## TASK DETAILS
Reproduce the rows below word for word, starting at the line that contains "stat-card: 30PATIENT BEDS30" and ending at the line that contains "stat-card-body: 3 [409, 203, 521, 350]".
....
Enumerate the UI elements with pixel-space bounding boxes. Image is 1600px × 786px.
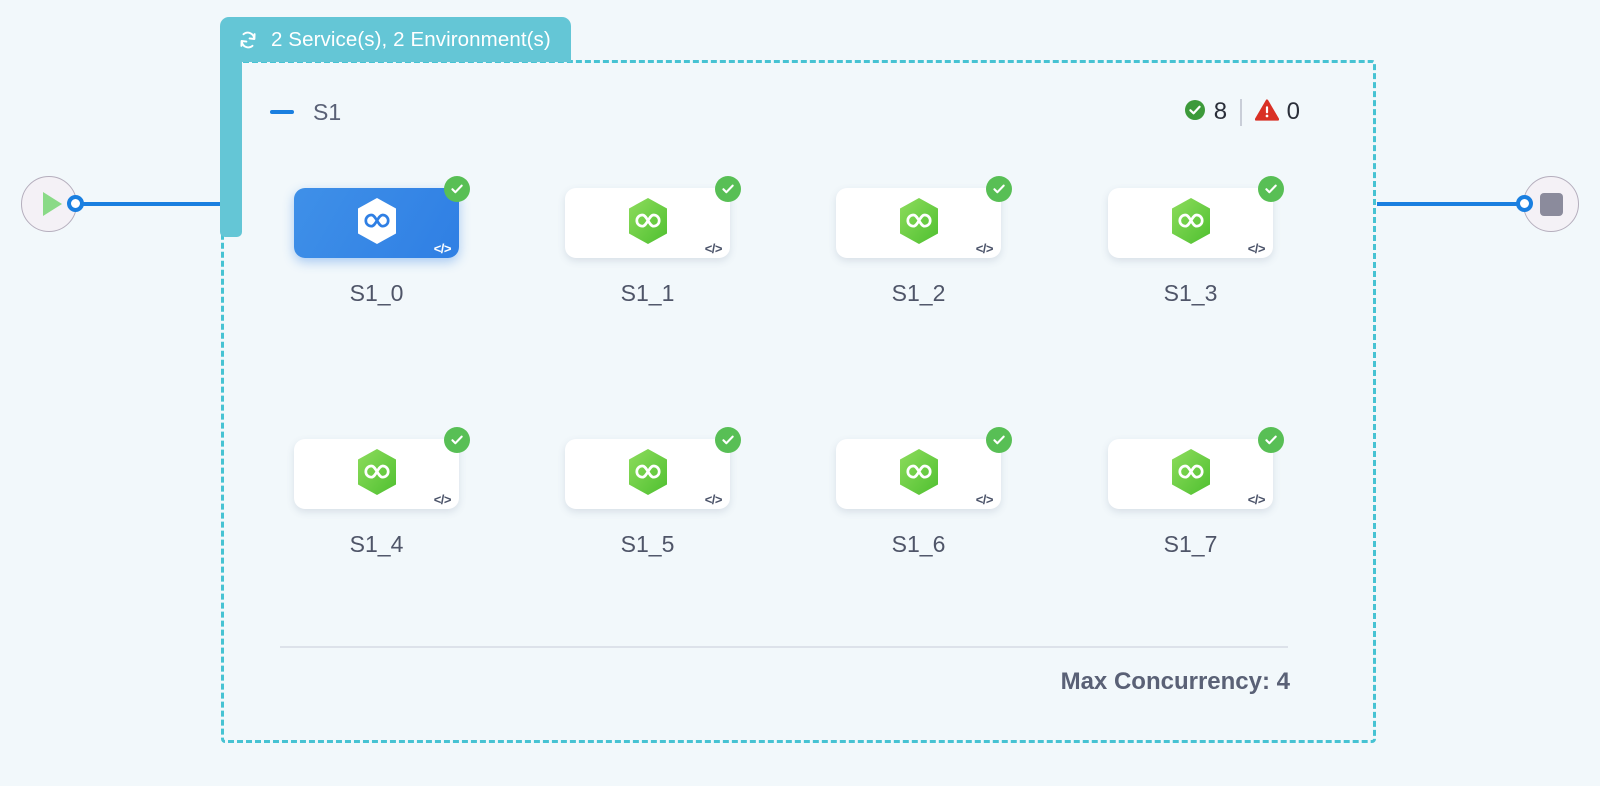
node-label: S1_6 [836,531,1001,558]
node-s1_0[interactable]: </>S1_0 [294,188,464,307]
group-left-rail [220,52,242,237]
status-success: 8 [1184,98,1227,126]
hexagon-loop-icon [353,196,401,251]
check-circle-icon [1258,176,1284,202]
group-status-cluster: 8 0 [1184,98,1300,126]
check-circle-icon [715,427,741,453]
hexagon-loop-icon [1167,447,1215,502]
check-circle-icon [444,427,470,453]
node-card[interactable]: </> [565,439,730,509]
check-circle-icon [1258,427,1284,453]
group-container[interactable] [221,60,1376,743]
code-brackets-icon[interactable]: </> [976,492,993,507]
loop-repeat-icon [236,28,260,52]
status-error: 0 [1255,98,1300,126]
node-card[interactable]: </> [294,439,459,509]
play-icon [43,192,62,216]
code-brackets-icon[interactable]: </> [434,241,451,256]
edge-group-to-end [1377,202,1524,206]
code-brackets-icon[interactable]: </> [434,492,451,507]
check-circle-icon [715,176,741,202]
code-brackets-icon[interactable]: </> [705,241,722,256]
node-card[interactable]: </> [1108,439,1273,509]
minus-icon[interactable] [270,110,294,114]
status-divider [1240,99,1242,126]
group-header-label: 2 Service(s), 2 Environment(s) [271,28,551,52]
node-s1_2[interactable]: </>S1_2 [836,188,1006,307]
hexagon-loop-icon [353,447,401,502]
group-header-badge[interactable]: 2 Service(s), 2 Environment(s) [220,17,571,62]
node-s1_4[interactable]: </>S1_4 [294,439,464,558]
hexagon-loop-icon [624,196,672,251]
group-name-label: S1 [313,99,341,126]
node-s1_7[interactable]: </>S1_7 [1108,439,1278,558]
node-label: S1_2 [836,280,1001,307]
code-brackets-icon[interactable]: </> [1248,241,1265,256]
hexagon-loop-icon [624,447,672,502]
node-card[interactable]: </> [294,188,459,258]
end-node-input-handle[interactable] [1516,195,1533,212]
hexagon-loop-icon [895,447,943,502]
node-label: S1_1 [565,280,730,307]
node-card[interactable]: </> [836,439,1001,509]
group-title-row: S1 8 [270,95,1300,129]
edge-start-to-group [75,202,222,206]
node-label: S1_7 [1108,531,1273,558]
group-footer-divider [280,646,1288,648]
code-brackets-icon[interactable]: </> [976,241,993,256]
node-card[interactable]: </> [1108,188,1273,258]
node-s1_5[interactable]: </>S1_5 [565,439,735,558]
check-circle-icon [986,427,1012,453]
warning-triangle-icon [1255,99,1279,126]
code-brackets-icon[interactable]: </> [705,492,722,507]
node-s1_1[interactable]: </>S1_1 [565,188,735,307]
status-success-count: 8 [1214,98,1227,126]
max-concurrency-label: Max Concurrency: 4 [1061,668,1290,696]
node-label: S1_5 [565,531,730,558]
node-s1_3[interactable]: </>S1_3 [1108,188,1278,307]
stop-icon [1540,193,1563,216]
node-label: S1_4 [294,531,459,558]
node-label: S1_0 [294,280,459,307]
start-node-output-handle[interactable] [67,195,84,212]
node-card[interactable]: </> [565,188,730,258]
hexagon-loop-icon [1167,196,1215,251]
code-brackets-icon[interactable]: </> [1248,492,1265,507]
check-circle-icon [1184,99,1206,126]
node-label: S1_3 [1108,280,1273,307]
workflow-canvas: 2 Service(s), 2 Environment(s) S1 8 [0,0,1600,786]
check-circle-icon [444,176,470,202]
hexagon-loop-icon [895,196,943,251]
check-circle-icon [986,176,1012,202]
node-card[interactable]: </> [836,188,1001,258]
node-s1_6[interactable]: </>S1_6 [836,439,1006,558]
status-error-count: 0 [1287,98,1300,126]
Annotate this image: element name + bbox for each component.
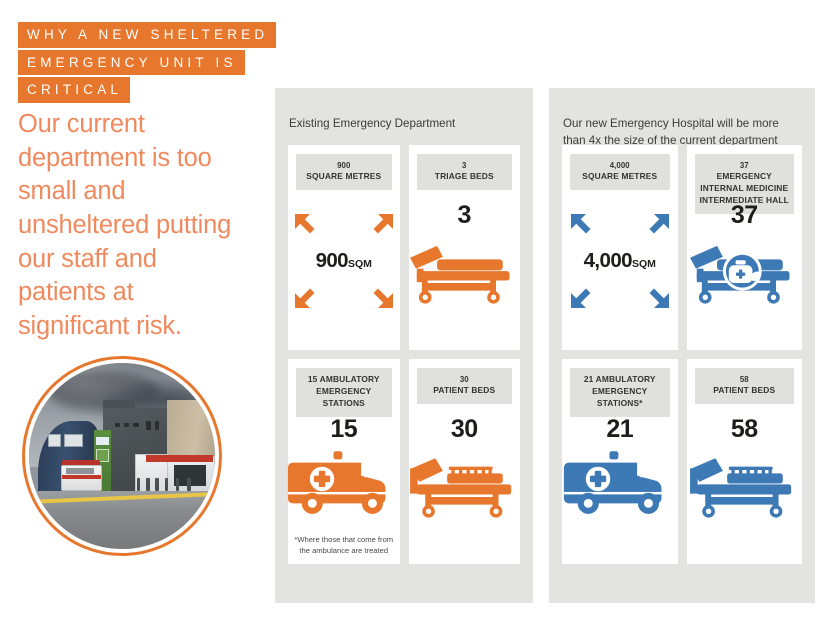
stat-card: 30PATIENT BEDS30 [409, 359, 521, 564]
ambulance-icon [559, 448, 681, 523]
stat-card-value: 900SQM [288, 249, 400, 273]
stat-card-label-number: 37 [697, 160, 793, 171]
facility-photo-frame [22, 356, 222, 556]
stat-card-label-text: TRIAGE BEDS [419, 171, 511, 183]
stat-card-body: 900SQM [288, 203, 400, 350]
stat-card-label-text: PATIENT BEDS [419, 385, 511, 397]
stat-card-value: 58 [731, 417, 758, 442]
stat-card-label-number: 30 [419, 374, 511, 385]
stat-card-label-number: 58 [697, 374, 793, 385]
stat-card-label: 21 AMBULATORY EMERGENCY STATIONS* [570, 368, 670, 417]
stat-card-footnote: *Where those that come from the ambulanc… [294, 534, 394, 556]
patient-bed-icon [685, 448, 803, 524]
stat-card-label-text: PATIENT BEDS [697, 385, 793, 397]
stat-card: 4,000SQUARE METRES4,000SQM [562, 145, 678, 350]
intro-paragraph: Our current department is too small and … [18, 108, 248, 344]
left-column: WHY A NEW SHELTERED EMERGENCY UNIT IS CR… [0, 0, 270, 621]
stat-card-value: 21 [606, 417, 633, 442]
card-grid-existing: 900SQUARE METRES900SQM3TRIAGE BEDS315 AM… [288, 145, 520, 564]
stat-card-label: 15 AMBULATORY EMERGENCY STATIONS [296, 368, 392, 417]
stat-card-body: 3 [409, 203, 521, 350]
ambulance-icon [283, 448, 405, 523]
stat-card-label-number: 4,000 [572, 160, 668, 171]
facility-photo [29, 363, 215, 549]
stat-card-label-number: 3 [419, 160, 511, 171]
stretcher-medicine-icon [685, 234, 803, 310]
stat-card-label-text: 21 AMBULATORY EMERGENCY STATIONS* [572, 374, 668, 410]
expand-arrows-icon: 900SQM [288, 207, 400, 315]
stat-card-body: 37 [687, 203, 803, 350]
panel-title-existing: Existing Emergency Department [289, 116, 521, 133]
headline-banner: WHY A NEW SHELTERED EMERGENCY UNIT IS CR… [18, 22, 262, 105]
stat-card: 37EMERGENCY INTERNAL MEDICINE INTERMEDIA… [687, 145, 803, 350]
stat-card-label-text: SQUARE METRES [298, 171, 390, 183]
stat-card-body: 58 [687, 417, 803, 564]
stat-card: 3TRIAGE BEDS3 [409, 145, 521, 350]
patient-bed-icon [405, 448, 523, 524]
stat-card-label-text: SQUARE METRES [572, 171, 668, 183]
panel-new-hospital: Our new Emergency Hospital will be more … [549, 88, 815, 603]
headline-line-1: WHY A NEW SHELTERED [18, 22, 276, 48]
stat-card: 58PATIENT BEDS58 [687, 359, 803, 564]
stat-card-unit: SQM [632, 258, 656, 270]
stat-card-label-text: 15 AMBULATORY EMERGENCY STATIONS [298, 374, 390, 410]
expand-arrows-icon: 4,000SQM [564, 207, 676, 315]
stat-card-unit: SQM [348, 258, 372, 270]
stat-card-body: 30 [409, 417, 521, 564]
stat-card-label-number: 900 [298, 160, 390, 171]
stat-card: 21 AMBULATORY EMERGENCY STATIONS*21 [562, 359, 678, 564]
stat-card-value: 15 [330, 417, 357, 442]
stretcher-icon [405, 234, 523, 310]
stat-card-label: 58PATIENT BEDS [695, 368, 795, 404]
stat-card-value: 30 [451, 417, 478, 442]
stat-card-value: 4,000SQM [564, 249, 676, 273]
stat-card: 900SQUARE METRES900SQM [288, 145, 400, 350]
headline-line-3: CRITICAL [18, 77, 130, 103]
stat-card-label: 900SQUARE METRES [296, 154, 392, 190]
headline-line-2: EMERGENCY UNIT IS [18, 50, 245, 76]
stat-card-label: 3TRIAGE BEDS [417, 154, 513, 190]
stat-card-body: 4,000SQM [562, 203, 678, 350]
stat-card-body: 21 [562, 417, 678, 564]
stat-card-label: 30PATIENT BEDS [417, 368, 513, 404]
stat-card: 15 AMBULATORY EMERGENCY STATIONS15*Where… [288, 359, 400, 564]
panel-existing-department: Existing Emergency Department 900SQUARE … [275, 88, 533, 603]
stat-card-value: 37 [731, 203, 758, 228]
stat-card-value: 3 [458, 203, 471, 228]
card-grid-new: 4,000SQUARE METRES4,000SQM37EMERGENCY IN… [562, 145, 802, 564]
stat-card-label: 4,000SQUARE METRES [570, 154, 670, 190]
....
## FULL ANSWER
stat-card: 30PATIENT BEDS30 [409, 359, 521, 564]
ambulance-icon [559, 448, 681, 523]
stat-card-value: 900SQM [288, 249, 400, 273]
stat-card-label-number: 37 [697, 160, 793, 171]
facility-photo-frame [22, 356, 222, 556]
stat-card-label-text: TRIAGE BEDS [419, 171, 511, 183]
stat-card-body: 900SQM [288, 203, 400, 350]
stat-card-label-text: PATIENT BEDS [419, 385, 511, 397]
stat-card-value: 58 [731, 417, 758, 442]
stat-card-label-number: 30 [419, 374, 511, 385]
stat-card-label-number: 58 [697, 374, 793, 385]
stat-card-label: 21 AMBULATORY EMERGENCY STATIONS* [570, 368, 670, 417]
stat-card-footnote: *Where those that come from the ambulanc… [294, 534, 394, 556]
patient-bed-icon [685, 448, 803, 524]
stat-card-label-text: PATIENT BEDS [697, 385, 793, 397]
stat-card: 4,000SQUARE METRES4,000SQM [562, 145, 678, 350]
intro-paragraph: Our current department is too small and … [18, 108, 248, 344]
left-column: WHY A NEW SHELTERED EMERGENCY UNIT IS CR… [0, 0, 270, 621]
stat-card-value: 21 [606, 417, 633, 442]
card-grid-existing: 900SQUARE METRES900SQM3TRIAGE BEDS315 AM… [288, 145, 520, 564]
stat-card-label: 15 AMBULATORY EMERGENCY STATIONS [296, 368, 392, 417]
stat-card-body: 3 [409, 203, 521, 350]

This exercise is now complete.